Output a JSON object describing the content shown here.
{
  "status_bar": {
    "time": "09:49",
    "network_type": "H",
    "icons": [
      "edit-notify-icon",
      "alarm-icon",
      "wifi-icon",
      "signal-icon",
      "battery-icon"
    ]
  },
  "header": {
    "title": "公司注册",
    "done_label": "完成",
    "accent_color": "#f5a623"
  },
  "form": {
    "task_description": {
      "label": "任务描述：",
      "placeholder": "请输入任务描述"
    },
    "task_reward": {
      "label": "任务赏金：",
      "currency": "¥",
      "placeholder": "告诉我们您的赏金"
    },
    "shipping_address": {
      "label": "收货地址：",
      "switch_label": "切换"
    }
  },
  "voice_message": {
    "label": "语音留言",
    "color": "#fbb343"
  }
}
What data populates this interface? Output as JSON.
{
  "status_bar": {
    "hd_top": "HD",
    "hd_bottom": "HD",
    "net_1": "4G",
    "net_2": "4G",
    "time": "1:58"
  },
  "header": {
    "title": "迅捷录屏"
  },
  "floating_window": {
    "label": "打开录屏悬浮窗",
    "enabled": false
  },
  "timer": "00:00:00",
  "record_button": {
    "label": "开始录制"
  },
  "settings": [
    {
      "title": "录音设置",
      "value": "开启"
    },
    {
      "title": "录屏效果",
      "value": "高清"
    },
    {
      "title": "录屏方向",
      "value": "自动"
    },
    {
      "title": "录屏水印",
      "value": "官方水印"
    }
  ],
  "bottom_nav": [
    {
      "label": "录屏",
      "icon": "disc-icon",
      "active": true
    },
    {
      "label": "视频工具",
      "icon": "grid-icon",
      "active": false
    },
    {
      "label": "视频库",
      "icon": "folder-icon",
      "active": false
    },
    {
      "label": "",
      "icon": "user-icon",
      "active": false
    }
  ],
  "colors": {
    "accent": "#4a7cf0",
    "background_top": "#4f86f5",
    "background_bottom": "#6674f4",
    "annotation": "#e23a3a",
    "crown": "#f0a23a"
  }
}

————

Beginning at the line that holds "What data populates", reproduce each line of the records above down to and including the last one.

Output of the task.
What data populates this interface? Output as JSON.
{
  "status_bar": {
    "hd_top": "HD",
    "hd_bottom": "HD",
    "net_1": "4G",
    "net_2": "4G",
    "time": "1:58"
  },
  "header": {
    "title": "迅捷录屏"
  },
  "floating_window": {
    "label": "打开录屏悬浮窗",
    "enabled": false
  },
  "timer": "00:00:00",
  "record_button": {
    "label": "开始录制"
  },
  "settings": [
    {
      "title": "录音设置",
      "value": "开启"
    },
    {
      "title": "录屏效果",
      "value": "高清"
    },
    {
      "title": "录屏方向",
      "value": "自动"
    },
    {
      "title": "录屏水印",
      "value": "官方水印"
    }
  ],
  "bottom_nav": [
    {
      "label": "录屏",
      "icon": "disc-icon",
      "active": true
    },
    {
      "label": "视频工具",
      "icon": "grid-icon",
      "active": false
    },
    {
      "label": "视频库",
      "icon": "folder-icon",
      "active": false
    },
    {
      "label": "",
      "icon": "user-icon",
      "active": false
    }
  ],
  "colors": {
    "accent": "#4a7cf0",
    "background_top": "#4f86f5",
    "background_bottom": "#6674f4",
    "annotation": "#e23a3a",
    "crown": "#f0a23a"
  }
}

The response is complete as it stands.